Given task: Output the material beneath this task exactly, images excluded.

Input material:
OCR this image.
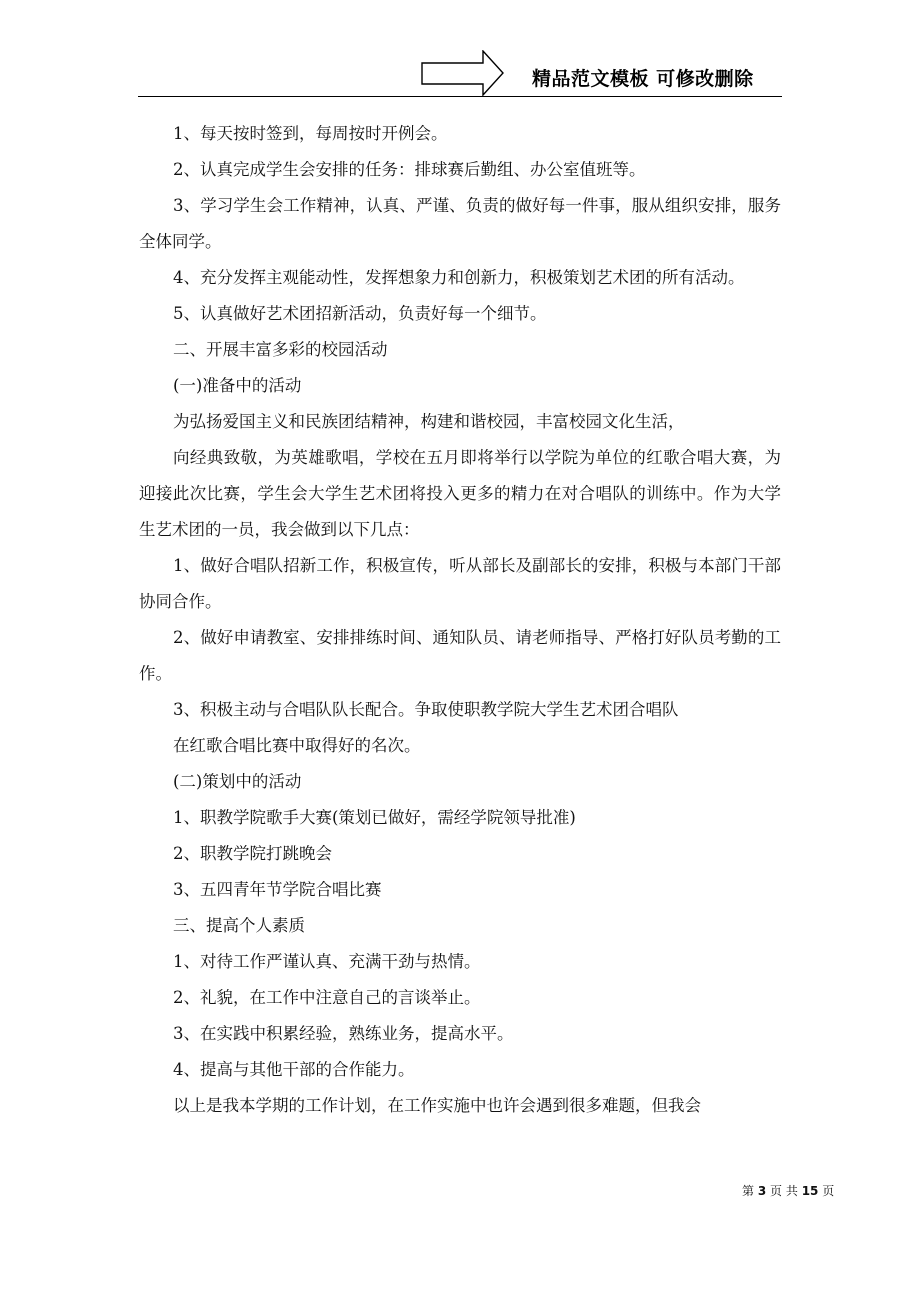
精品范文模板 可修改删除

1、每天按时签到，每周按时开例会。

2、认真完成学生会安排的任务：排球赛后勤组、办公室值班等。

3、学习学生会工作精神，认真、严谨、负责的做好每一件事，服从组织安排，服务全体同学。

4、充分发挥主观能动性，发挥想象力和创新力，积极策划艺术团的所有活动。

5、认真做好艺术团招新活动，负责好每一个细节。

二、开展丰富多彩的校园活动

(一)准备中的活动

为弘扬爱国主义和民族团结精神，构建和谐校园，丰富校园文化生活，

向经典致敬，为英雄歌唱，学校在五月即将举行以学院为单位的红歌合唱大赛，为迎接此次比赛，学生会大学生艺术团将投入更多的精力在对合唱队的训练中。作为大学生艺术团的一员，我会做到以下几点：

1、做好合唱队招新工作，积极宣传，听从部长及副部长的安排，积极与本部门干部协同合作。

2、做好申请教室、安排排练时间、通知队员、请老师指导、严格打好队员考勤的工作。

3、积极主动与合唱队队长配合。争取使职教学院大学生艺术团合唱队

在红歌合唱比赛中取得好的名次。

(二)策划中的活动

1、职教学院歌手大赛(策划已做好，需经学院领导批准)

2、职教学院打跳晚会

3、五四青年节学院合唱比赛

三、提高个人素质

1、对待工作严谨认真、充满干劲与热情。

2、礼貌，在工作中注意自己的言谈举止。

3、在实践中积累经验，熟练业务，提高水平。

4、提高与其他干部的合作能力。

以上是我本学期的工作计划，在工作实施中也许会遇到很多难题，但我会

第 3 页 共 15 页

Exercise answer:
OCR this image.
精品范文模板 可修改删除

1、每天按时签到，每周按时开例会。

2、认真完成学生会安排的任务：排球赛后勤组、办公室值班等。

3、学习学生会工作精神，认真、严谨、负责的做好每一件事，服从组织安排，服务全体同学。

4、充分发挥主观能动性，发挥想象力和创新力，积极策划艺术团的所有活动。

5、认真做好艺术团招新活动，负责好每一个细节。

二、开展丰富多彩的校园活动

(一)准备中的活动

为弘扬爱国主义和民族团结精神，构建和谐校园，丰富校园文化生活，

向经典致敬，为英雄歌唱，学校在五月即将举行以学院为单位的红歌合唱大赛，为迎接此次比赛，学生会大学生艺术团将投入更多的精力在对合唱队的训练中。作为大学生艺术团的一员，我会做到以下几点：

1、做好合唱队招新工作，积极宣传，听从部长及副部长的安排，积极与本部门干部协同合作。

2、做好申请教室、安排排练时间、通知队员、请老师指导、严格打好队员考勤的工作。

3、积极主动与合唱队队长配合。争取使职教学院大学生艺术团合唱队

在红歌合唱比赛中取得好的名次。

(二)策划中的活动

1、职教学院歌手大赛(策划已做好，需经学院领导批准)

2、职教学院打跳晚会

3、五四青年节学院合唱比赛

三、提高个人素质

1、对待工作严谨认真、充满干劲与热情。

2、礼貌，在工作中注意自己的言谈举止。

3、在实践中积累经验，熟练业务，提高水平。

4、提高与其他干部的合作能力。

以上是我本学期的工作计划，在工作实施中也许会遇到很多难题，但我会

第 3 页 共 15 页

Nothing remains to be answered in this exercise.